• [Challenge]: Select all lines with the string "What" in them, and copy those lines.

• [Provided records]:

━━━━

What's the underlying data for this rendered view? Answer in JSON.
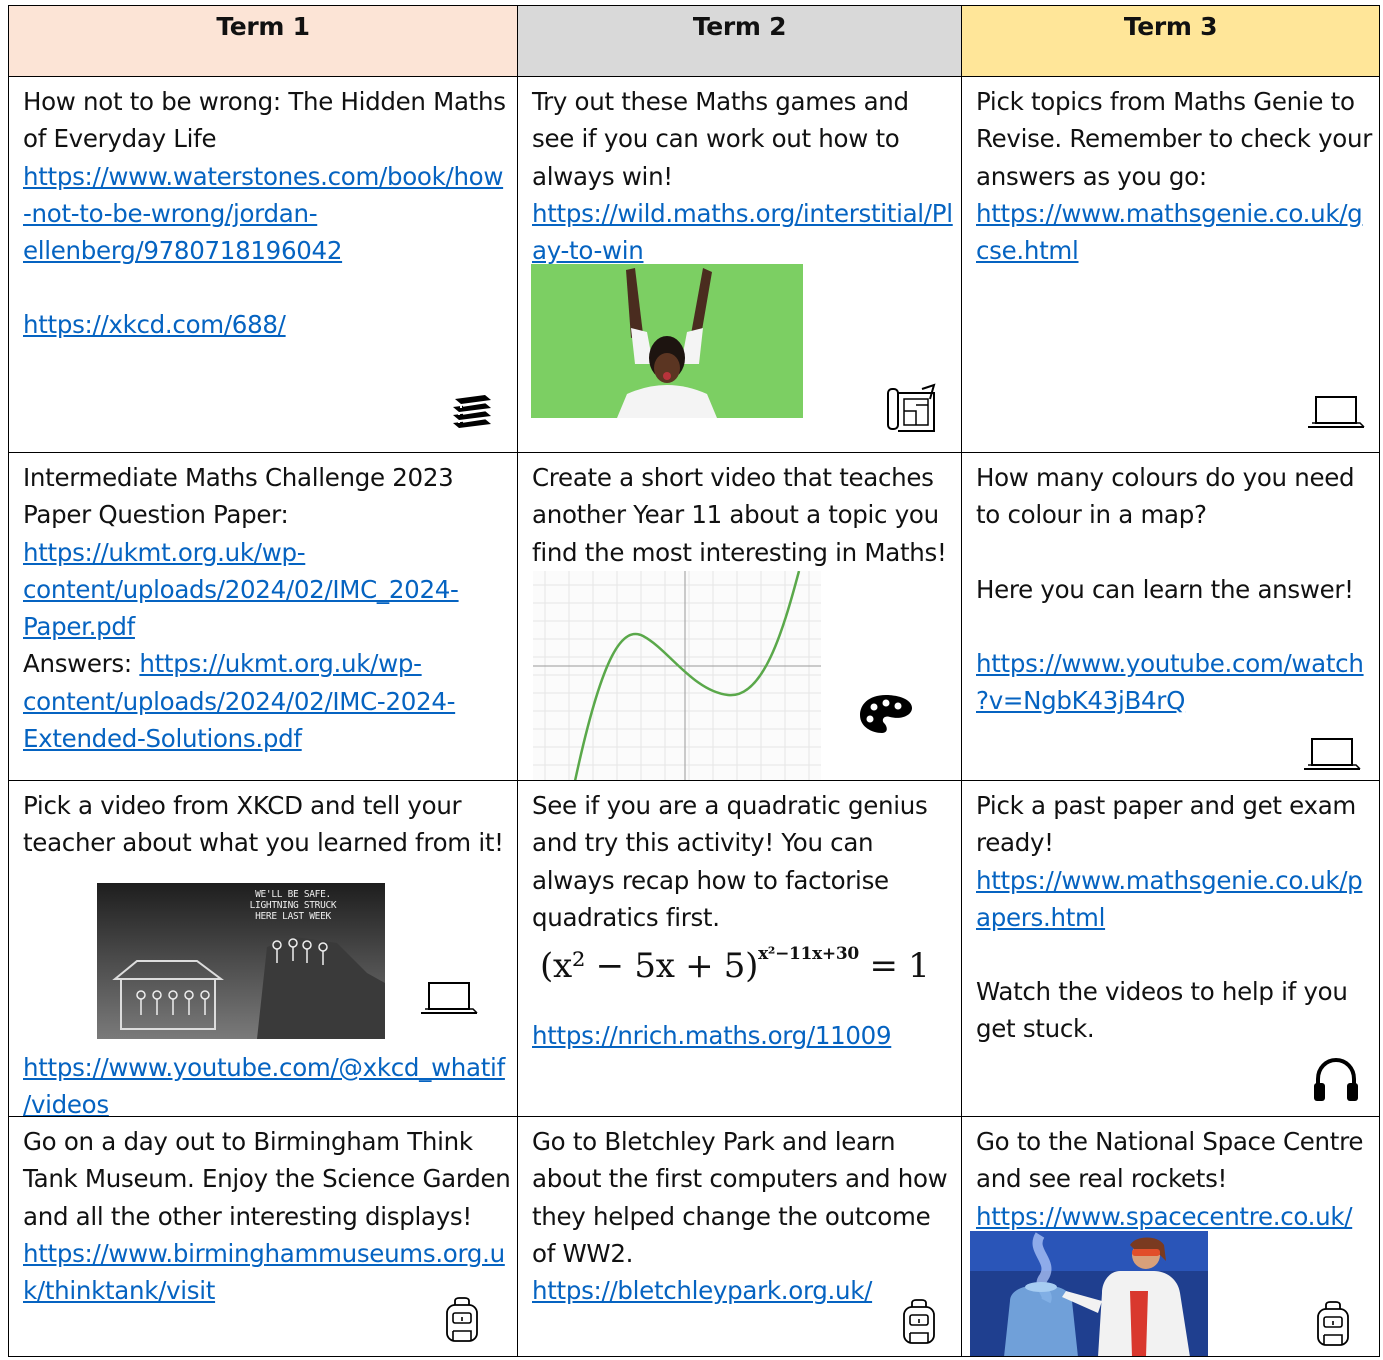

━━━━

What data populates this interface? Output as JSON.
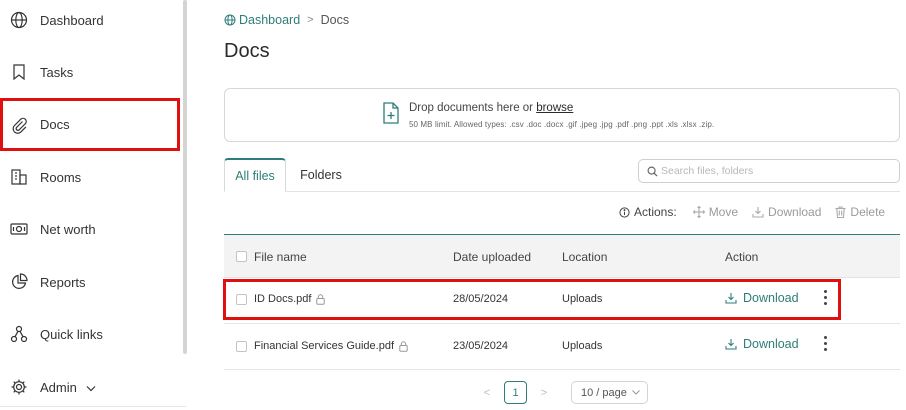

━━━━

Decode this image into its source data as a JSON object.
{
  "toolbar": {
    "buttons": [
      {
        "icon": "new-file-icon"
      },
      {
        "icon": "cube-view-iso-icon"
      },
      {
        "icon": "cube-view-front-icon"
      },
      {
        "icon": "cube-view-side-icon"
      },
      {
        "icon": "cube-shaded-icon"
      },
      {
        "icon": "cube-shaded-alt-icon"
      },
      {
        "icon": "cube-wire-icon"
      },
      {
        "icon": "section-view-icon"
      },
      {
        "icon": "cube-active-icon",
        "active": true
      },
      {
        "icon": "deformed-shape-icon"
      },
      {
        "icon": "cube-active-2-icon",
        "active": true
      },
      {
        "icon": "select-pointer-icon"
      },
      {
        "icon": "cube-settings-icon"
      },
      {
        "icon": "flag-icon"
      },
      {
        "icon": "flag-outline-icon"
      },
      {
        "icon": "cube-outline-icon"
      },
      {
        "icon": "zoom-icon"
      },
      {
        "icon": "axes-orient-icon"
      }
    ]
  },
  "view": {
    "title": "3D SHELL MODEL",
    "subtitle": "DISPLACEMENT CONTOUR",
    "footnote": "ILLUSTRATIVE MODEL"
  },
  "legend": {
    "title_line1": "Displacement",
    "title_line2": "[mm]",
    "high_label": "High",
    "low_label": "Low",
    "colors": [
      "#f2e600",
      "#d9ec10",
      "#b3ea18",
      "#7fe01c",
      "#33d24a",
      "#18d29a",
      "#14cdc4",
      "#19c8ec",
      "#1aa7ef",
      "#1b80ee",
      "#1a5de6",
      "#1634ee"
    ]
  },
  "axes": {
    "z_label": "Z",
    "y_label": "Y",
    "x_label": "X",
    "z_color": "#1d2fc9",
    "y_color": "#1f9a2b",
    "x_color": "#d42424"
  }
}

━━━━

• [Solution for this task]:
What's the underlying data for this rendered view? Answer in JSON.
What data populates this interface? Output as JSON.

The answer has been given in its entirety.